- **Stated goal**
Your task is to copy every line of this material exactly.

- **Provided entries**
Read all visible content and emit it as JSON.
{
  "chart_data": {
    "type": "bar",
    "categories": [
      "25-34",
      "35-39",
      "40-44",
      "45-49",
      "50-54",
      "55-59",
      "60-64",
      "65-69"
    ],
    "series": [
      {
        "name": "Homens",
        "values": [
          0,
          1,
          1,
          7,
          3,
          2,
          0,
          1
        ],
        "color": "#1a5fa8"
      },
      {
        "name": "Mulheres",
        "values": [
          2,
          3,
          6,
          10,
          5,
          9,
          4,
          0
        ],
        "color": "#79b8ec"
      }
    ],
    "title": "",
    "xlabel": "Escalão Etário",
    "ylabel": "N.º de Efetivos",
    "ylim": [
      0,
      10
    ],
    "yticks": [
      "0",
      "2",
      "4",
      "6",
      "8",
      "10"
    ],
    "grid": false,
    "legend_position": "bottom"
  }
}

- **Task solution**
Read all visible content and emit it as JSON.
{
  "chart_data": {
    "type": "bar",
    "categories": [
      "25-34",
      "35-39",
      "40-44",
      "45-49",
      "50-54",
      "55-59",
      "60-64",
      "65-69"
    ],
    "series": [
      {
        "name": "Homens",
        "values": [
          0,
          1,
          1,
          7,
          3,
          2,
          0,
          1
        ],
        "color": "#1a5fa8"
      },
      {
        "name": "Mulheres",
        "values": [
          2,
          3,
          6,
          10,
          5,
          9,
          4,
          0
        ],
        "color": "#79b8ec"
      }
    ],
    "title": "",
    "xlabel": "Escalão Etário",
    "ylabel": "N.º de Efetivos",
    "ylim": [
      0,
      10
    ],
    "yticks": [
      "0",
      "2",
      "4",
      "6",
      "8",
      "10"
    ],
    "grid": false,
    "legend_position": "bottom"
  }
}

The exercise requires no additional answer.